## [Goal]
Restate the entire listing word for word.

## [Supplied data]
•••••

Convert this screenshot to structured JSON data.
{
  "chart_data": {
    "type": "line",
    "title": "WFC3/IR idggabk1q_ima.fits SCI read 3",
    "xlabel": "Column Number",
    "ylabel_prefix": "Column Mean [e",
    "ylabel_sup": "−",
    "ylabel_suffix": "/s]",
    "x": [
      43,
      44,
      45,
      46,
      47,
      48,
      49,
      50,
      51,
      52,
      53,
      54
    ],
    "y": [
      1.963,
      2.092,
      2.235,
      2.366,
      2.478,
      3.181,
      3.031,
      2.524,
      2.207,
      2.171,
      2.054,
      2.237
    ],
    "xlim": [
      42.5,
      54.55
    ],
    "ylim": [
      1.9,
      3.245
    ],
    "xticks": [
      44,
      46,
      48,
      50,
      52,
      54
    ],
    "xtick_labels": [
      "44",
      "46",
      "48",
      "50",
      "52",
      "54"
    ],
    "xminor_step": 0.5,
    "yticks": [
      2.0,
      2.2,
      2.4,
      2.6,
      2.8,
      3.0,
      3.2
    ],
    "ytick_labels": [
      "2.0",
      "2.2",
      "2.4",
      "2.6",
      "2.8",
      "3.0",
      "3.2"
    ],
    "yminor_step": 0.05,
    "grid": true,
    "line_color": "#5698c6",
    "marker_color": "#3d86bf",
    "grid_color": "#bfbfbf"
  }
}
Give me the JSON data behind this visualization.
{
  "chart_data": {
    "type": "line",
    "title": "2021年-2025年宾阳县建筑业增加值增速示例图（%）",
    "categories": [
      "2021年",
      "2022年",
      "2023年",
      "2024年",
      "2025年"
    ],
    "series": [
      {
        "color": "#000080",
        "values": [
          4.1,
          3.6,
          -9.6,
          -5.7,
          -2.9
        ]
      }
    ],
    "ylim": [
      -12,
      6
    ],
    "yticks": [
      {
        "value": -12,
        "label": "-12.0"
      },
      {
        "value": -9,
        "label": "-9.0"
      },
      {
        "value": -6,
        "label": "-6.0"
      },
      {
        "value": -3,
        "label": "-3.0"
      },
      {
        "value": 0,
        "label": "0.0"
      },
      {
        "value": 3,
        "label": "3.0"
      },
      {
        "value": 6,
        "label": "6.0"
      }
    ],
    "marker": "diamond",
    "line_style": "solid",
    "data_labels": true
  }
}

•••••

## [Finished task]
Convert this screenshot to structured JSON data.
{
  "chart_data": {
    "type": "line",
    "title": "WFC3/IR idggabk1q_ima.fits SCI read 3",
    "xlabel": "Column Number",
    "ylabel_prefix": "Column Mean [e",
    "ylabel_sup": "−",
    "ylabel_suffix": "/s]",
    "x": [
      43,
      44,
      45,
      46,
      47,
      48,
      49,
      50,
      51,
      52,
      53,
      54
    ],
    "y": [
      1.963,
      2.092,
      2.235,
      2.366,
      2.478,
      3.181,
      3.031,
      2.524,
      2.207,
      2.171,
      2.054,
      2.237
    ],
    "xlim": [
      42.5,
      54.55
    ],
    "ylim": [
      1.9,
      3.245
    ],
    "xticks": [
      44,
      46,
      48,
      50,
      52,
      54
    ],
    "xtick_labels": [
      "44",
      "46",
      "48",
      "50",
      "52",
      "54"
    ],
    "xminor_step": 0.5,
    "yticks": [
      2.0,
      2.2,
      2.4,
      2.6,
      2.8,
      3.0,
      3.2
    ],
    "ytick_labels": [
      "2.0",
      "2.2",
      "2.4",
      "2.6",
      "2.8",
      "3.0",
      "3.2"
    ],
    "yminor_step": 0.05,
    "grid": true,
    "line_color": "#5698c6",
    "marker_color": "#3d86bf",
    "grid_color": "#bfbfbf"
  }
}
Give me the JSON data behind this visualization.
{
  "chart_data": {
    "type": "line",
    "title": "2021年-2025年宾阳县建筑业增加值增速示例图（%）",
    "categories": [
      "2021年",
      "2022年",
      "2023年",
      "2024年",
      "2025年"
    ],
    "series": [
      {
        "color": "#000080",
        "values": [
          4.1,
          3.6,
          -9.6,
          -5.7,
          -2.9
        ]
      }
    ],
    "ylim": [
      -12,
      6
    ],
    "yticks": [
      {
        "value": -12,
        "label": "-12.0"
      },
      {
        "value": -9,
        "label": "-9.0"
      },
      {
        "value": -6,
        "label": "-6.0"
      },
      {
        "value": -3,
        "label": "-3.0"
      },
      {
        "value": 0,
        "label": "0.0"
      },
      {
        "value": 3,
        "label": "3.0"
      },
      {
        "value": 6,
        "label": "6.0"
      }
    ],
    "marker": "diamond",
    "line_style": "solid",
    "data_labels": true
  }
}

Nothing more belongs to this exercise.